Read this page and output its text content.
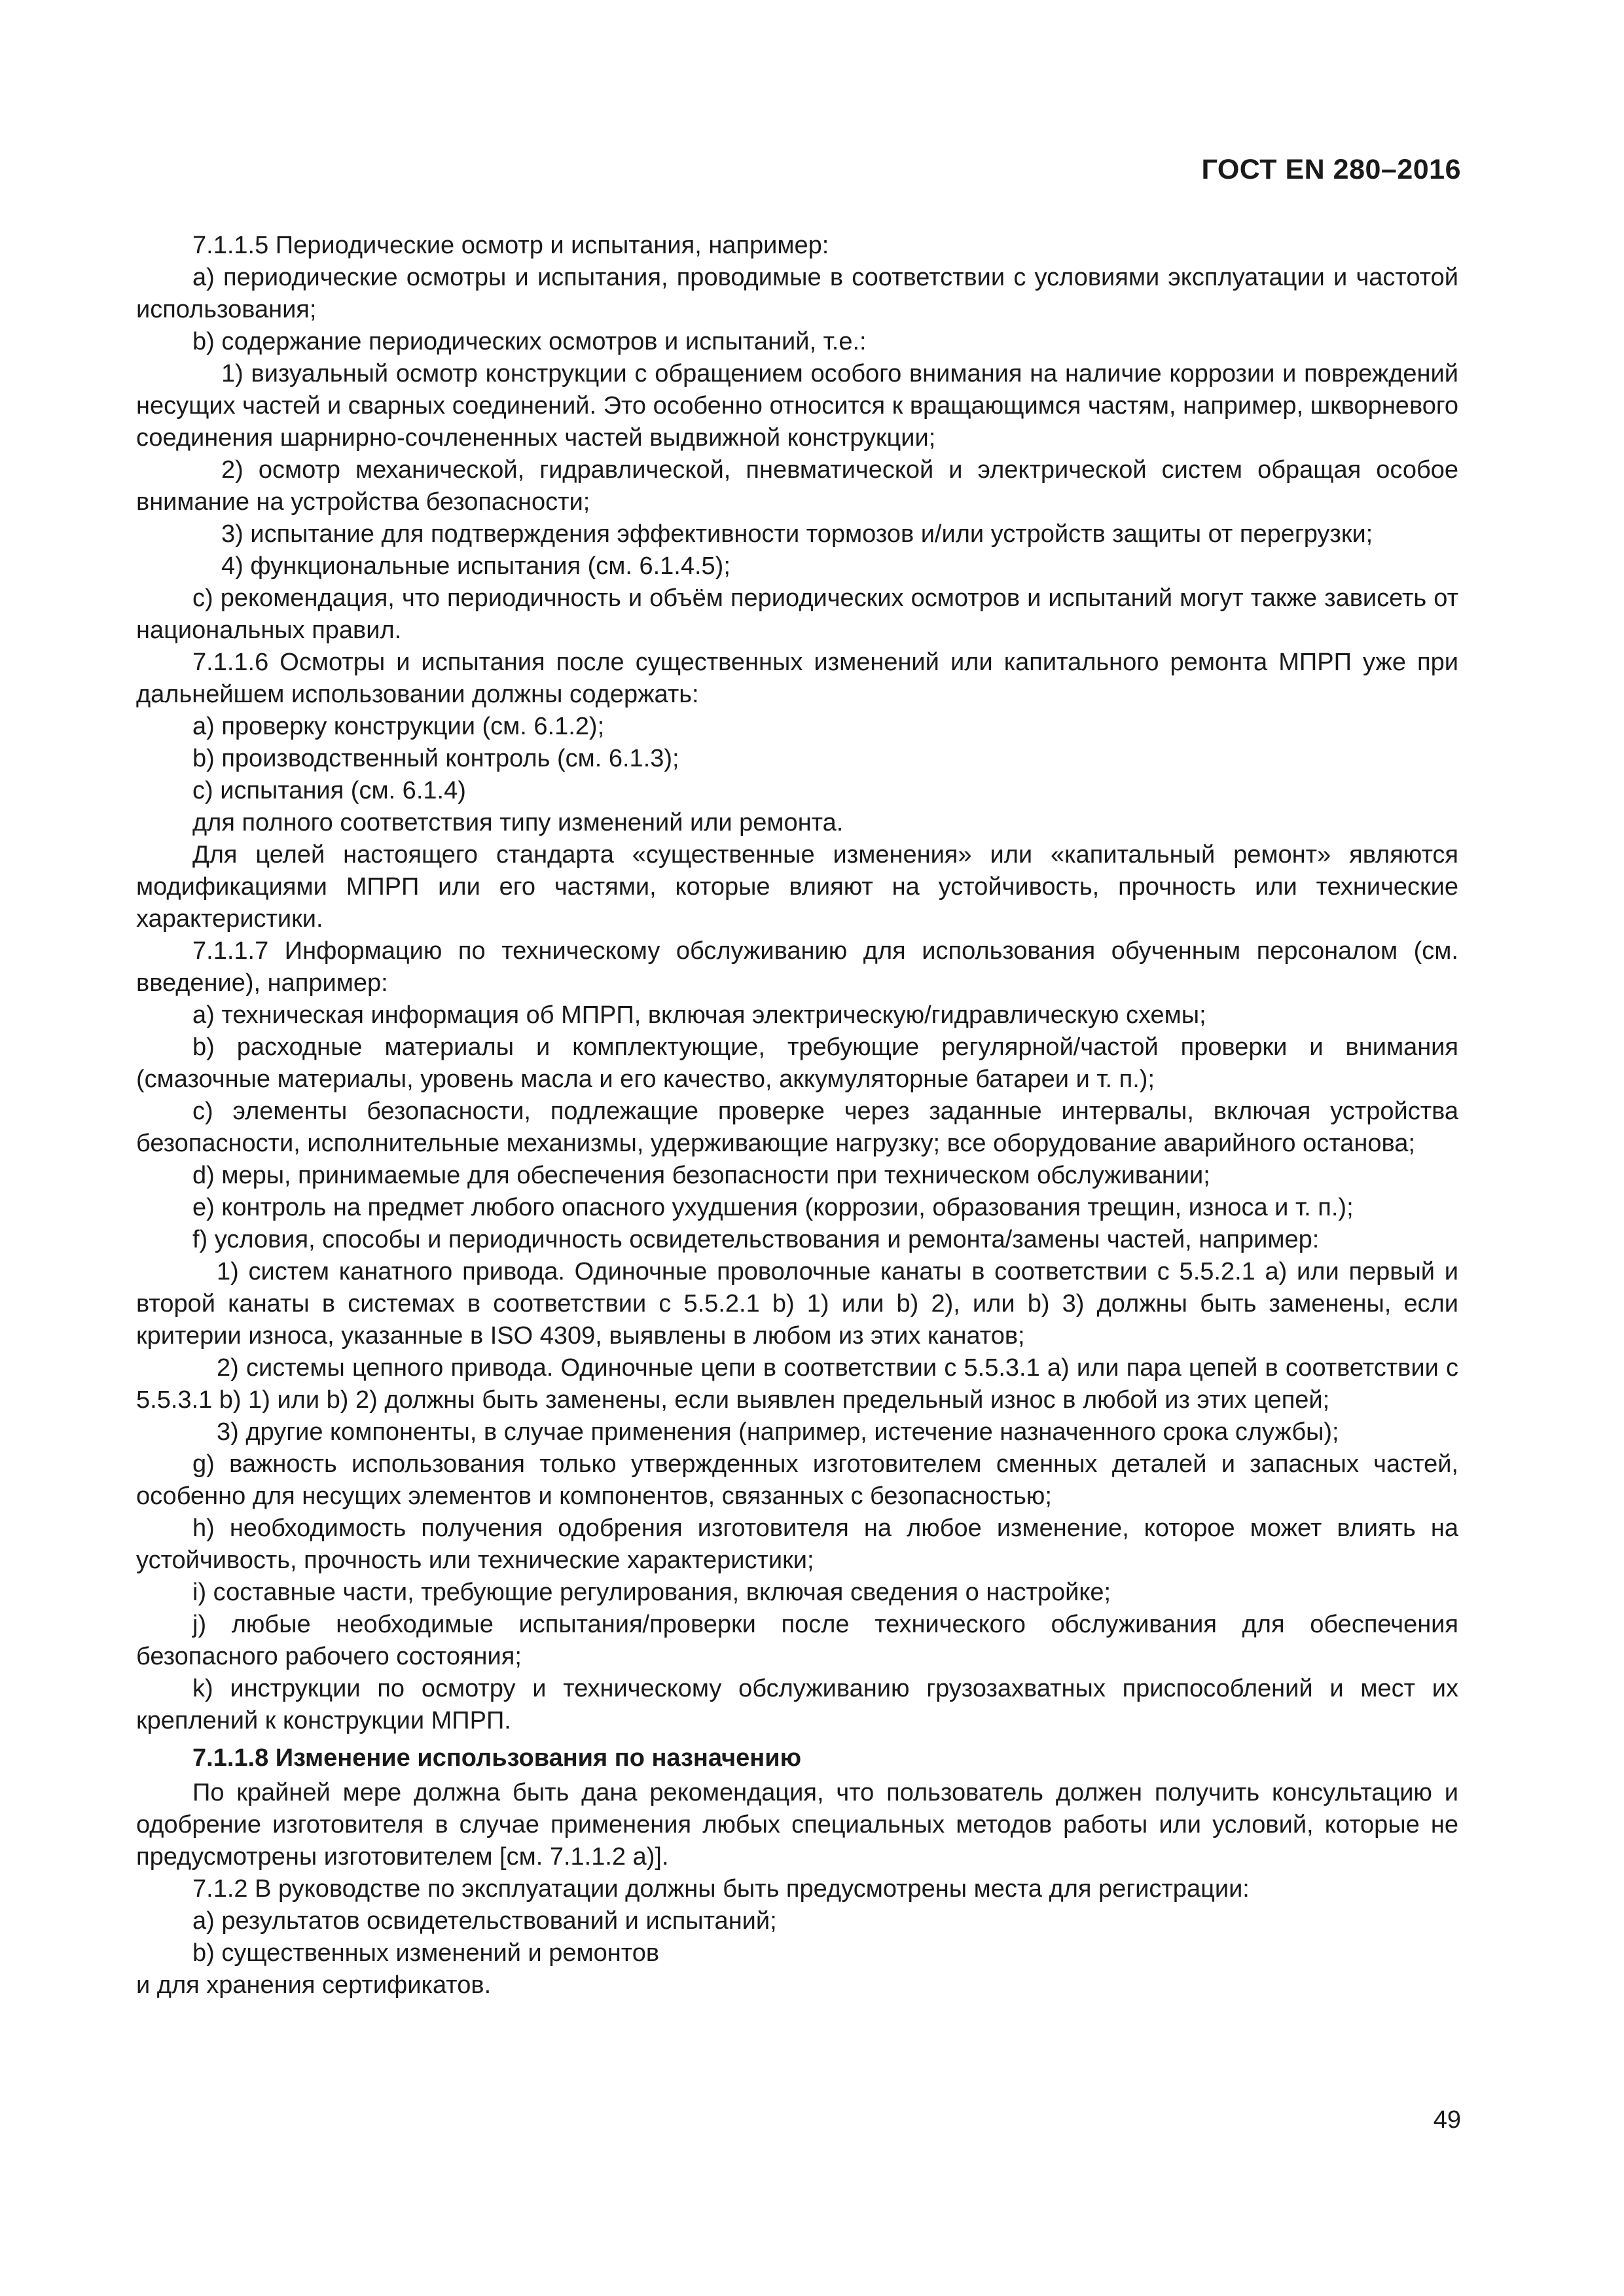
ГОСТ EN 280–2016

7.1.1.5 Периодические осмотр и испытания, например:

а) периодические осмотры и испытания, проводимые в соответствии с условиями эксплуатации и частотой использования;

b) содержание периодических осмотров и испытаний, т.е.:

1) визуальный осмотр конструкции с обращением особого внимания на наличие коррозии и повреждений несущих частей и сварных соединений. Это особенно относится к вращающимся частям, например, шкворневого соединения шарнирно-сочлененных частей выдвижной конструкции;

2) осмотр механической, гидравлической, пневматической и электрической систем обращая особое внимание на устройства безопасности;

3) испытание для подтверждения эффективности тормозов и/или устройств защиты от перегрузки;

4) функциональные испытания (см. 6.1.4.5);

с) рекомендация, что периодичность и объём периодических осмотров и испытаний могут также зависеть от национальных правил.

7.1.1.6 Осмотры и испытания после существенных изменений или капитального ремонта МПРП уже при дальнейшем использовании должны содержать:

а) проверку конструкции (см. 6.1.2);

b) производственный контроль (см. 6.1.3);

c) испытания (см. 6.1.4)

для полного соответствия типу изменений или ремонта.

Для целей настоящего стандарта «существенные изменения» или «капитальный ремонт» являются модификациями МПРП или его частями, которые влияют на устойчивость, прочность или технические характеристики.

7.1.1.7 Информацию по техническому обслуживанию для использования обученным персоналом (см. введение), например:

а) техническая информация об МПРП, включая электрическую/гидравлическую схемы;

b) расходные материалы и комплектующие, требующие регулярной/частой проверки и внимания (смазочные материалы, уровень масла и его качество, аккумуляторные батареи и т. п.);

с) элементы безопасности, подлежащие проверке через заданные интервалы, включая устройства безопасности, исполнительные механизмы, удерживающие нагрузку; все оборудование аварийного останова;

d) меры, принимаемые для обеспечения безопасности при техническом обслуживании;

е) контроль на предмет любого опасного ухудшения (коррозии, образования трещин, износа и т. п.);

f) условия, способы и периодичность освидетельствования и ремонта/замены частей, например:

1) систем канатного привода. Одиночные проволочные канаты в соответствии с 5.5.2.1 а) или первый и второй канаты в системах в соответствии с 5.5.2.1 b) 1) или b) 2), или b) 3) должны быть заменены, если критерии износа, указанные в ISO 4309, выявлены в любом из этих канатов;

2) системы цепного привода. Одиночные цепи в соответствии с 5.5.3.1 а) или пара цепей в соответствии с 5.5.3.1 b) 1) или b) 2) должны быть заменены, если выявлен предельный износ в любой из этих цепей;

3) другие компоненты, в случае применения (например, истечение назначенного срока службы);

g) важность использования только утвержденных изготовителем сменных деталей и запасных частей, особенно для несущих элементов и компонентов, связанных с безопасностью;

h) необходимость получения одобрения изготовителя на любое изменение, которое может влиять на устойчивость, прочность или технические характеристики;

i) составные части, требующие регулирования, включая сведения о настройке;

j) любые необходимые испытания/проверки после технического обслуживания для обеспечения безопасного рабочего состояния;

k) инструкции по осмотру и техническому обслуживанию грузозахватных приспособлений и мест их креплений к конструкции МПРП.

7.1.1.8 Изменение использования по назначению

По крайней мере должна быть дана рекомендация, что пользователь должен получить консультацию и одобрение изготовителя в случае применения любых специальных методов работы или условий, которые не предусмотрены изготовителем [см. 7.1.1.2 а)].

7.1.2 В руководстве по эксплуатации должны быть предусмотрены места для регистрации:

а) результатов освидетельствований и испытаний;

b) существенных изменений и ремонтов

и для хранения сертификатов.

49
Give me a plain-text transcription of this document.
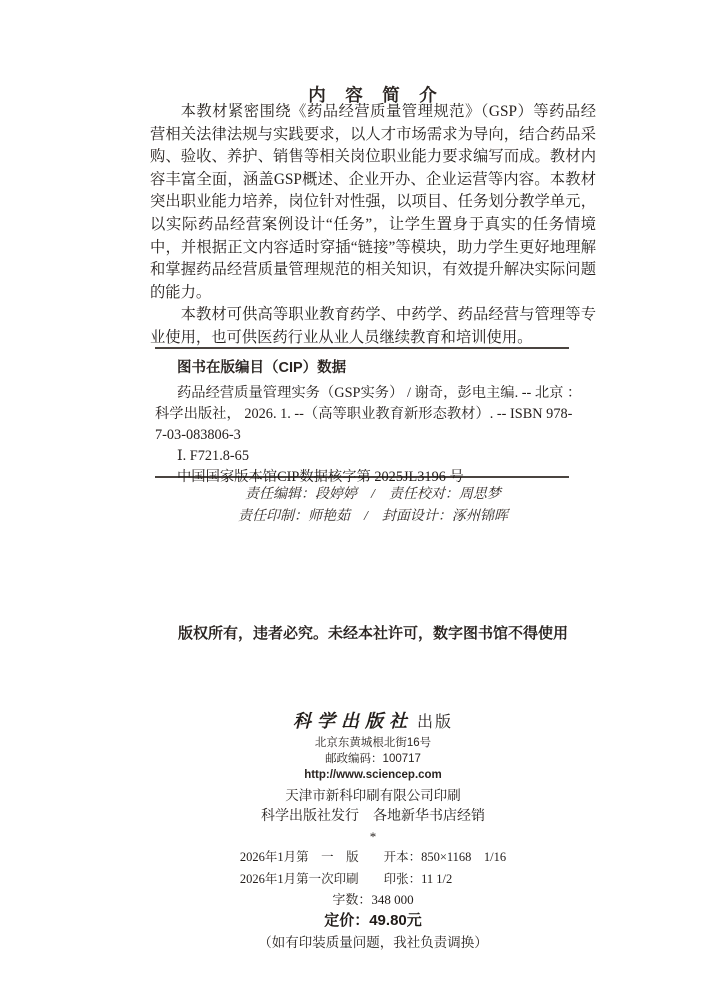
内　容　简　介

本教材紧密围绕《药品经营质量管理规范》（GSP）等药品经营相关法律法规与实践要求，以人才市场需求为导向，结合药品采购、验收、养护、销售等相关岗位职业能力要求编写而成。教材内容丰富全面，涵盖GSP概述、企业开办、企业运营等内容。本教材突出职业能力培养，岗位针对性强，以项目、任务划分教学单元，以实际药品经营案例设计“任务”，让学生置身于真实的任务情境中，并根据正文内容适时穿插“链接”等模块，助力学生更好地理解和掌握药品经营质量管理规范的相关知识，有效提升解决实际问题的能力。

本教材可供高等职业教育药学、中药学、药品经营与管理等专业使用，也可供医药行业从业人员继续教育和培训使用。

图书在版编目（CIP）数据
药品经营质量管理实务（GSP实务） / 谢奇，彭电主编. -- 北京 ：
科学出版社， 2026. 1. --（高等职业教育新形态教材）. -- ISBN 978-
7-03-083806-3
Ⅰ. F721.8-65
中国国家版本馆CIP数据核字第 2025JL3196 号
责任编辑：段婷婷　/　责任校对：周思梦
责任印制：师艳茹　/　封面设计：涿州锦晖
版权所有，违者必究。未经本社许可，数字图书馆不得使用
科学出版社 出版
北京东黄城根北街16号
邮政编码：100717
http://www.sciencep.com
天津市新科印刷有限公司印刷
科学出版社发行　各地新华书店经销
*
2026年1月第　一　版　　开本：850×1168　1/16
2026年1月第一次印刷　　印张：11 1/2
字数：348 000
定价：49.80元
（如有印装质量问题，我社负责调换）
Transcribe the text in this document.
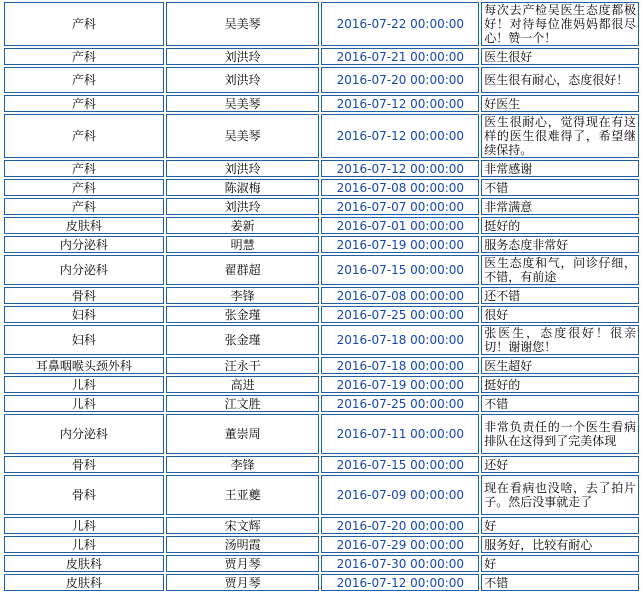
产科	吴美琴	2016-07-22 00:00:00	每次去产检吴医生态度都极好！对待每位准妈妈都很尽心！赞一个！
产科	刘洪玲	2016-07-21 00:00:00	医生很好
产科	刘洪玲	2016-07-20 00:00:00	医生很有耐心，态度很好！
产科	吴美琴	2016-07-12 00:00:00	好医生
产科	吴美琴	2016-07-12 00:00:00	医生很耐心，觉得现在有这样的医生很难得了，希望继续保持。
产科	刘洪玲	2016-07-12 00:00:00	非常感谢
产科	陈淑梅	2016-07-08 00:00:00	不错
产科	刘洪玲	2016-07-07 00:00:00	非常满意
皮肤科	姜新	2016-07-01 00:00:00	挺好的
内分泌科	明慧	2016-07-19 00:00:00	服务态度非常好
内分泌科	翟群超	2016-07-15 00:00:00	医生态度和气，问诊仔细，不错，有前途
骨科	李锋	2016-07-08 00:00:00	还不错
妇科	张金瑾	2016-07-25 00:00:00	很好
妇科	张金瑾	2016-07-18 00:00:00	张医生，态度很好！很亲切！谢谢您！
耳鼻咽喉头颈外科	汪永干	2016-07-18 00:00:00	医生超好
儿科	高进	2016-07-19 00:00:00	挺好的
儿科	江文胜	2016-07-25 00:00:00	不错
内分泌科	董崇周	2016-07-11 00:00:00	非常负责任的一个医生看病排队在这得到了完美体现
骨科	李锋	2016-07-15 00:00:00	还好
骨科	王亚夔	2016-07-09 00:00:00	现在看病也没啥，去了拍片子。然后没事就走了
儿科	宋文辉	2016-07-20 00:00:00	好
儿科	汤明霞	2016-07-29 00:00:00	服务好，比较有耐心
皮肤科	贾月琴	2016-07-30 00:00:00	好
皮肤科	贾月琴	2016-07-12 00:00:00	不错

────────────────────────────────────────

Locate the lines above that contain "привода" and copy them.

1) систем канатного привода. Одиночные проволочные канаты в соответствии с 5.5.2.1 а) или первый и второй канаты в системах в соответствии с 5.5.2.1 b) 1) или b) 2), или b) 3) должны быть заменены, если критерии износа, указанные в ISO 4309, выявлены в любом из этих канатов;
2) системы цепного привода. Одиночные цепи в соответствии с 5.5.3.1 а) или пара цепей в соответствии с 5.5.3.1 b) 1) или b) 2) должны быть заменены, если выявлен предельный износ в любой из этих цепей;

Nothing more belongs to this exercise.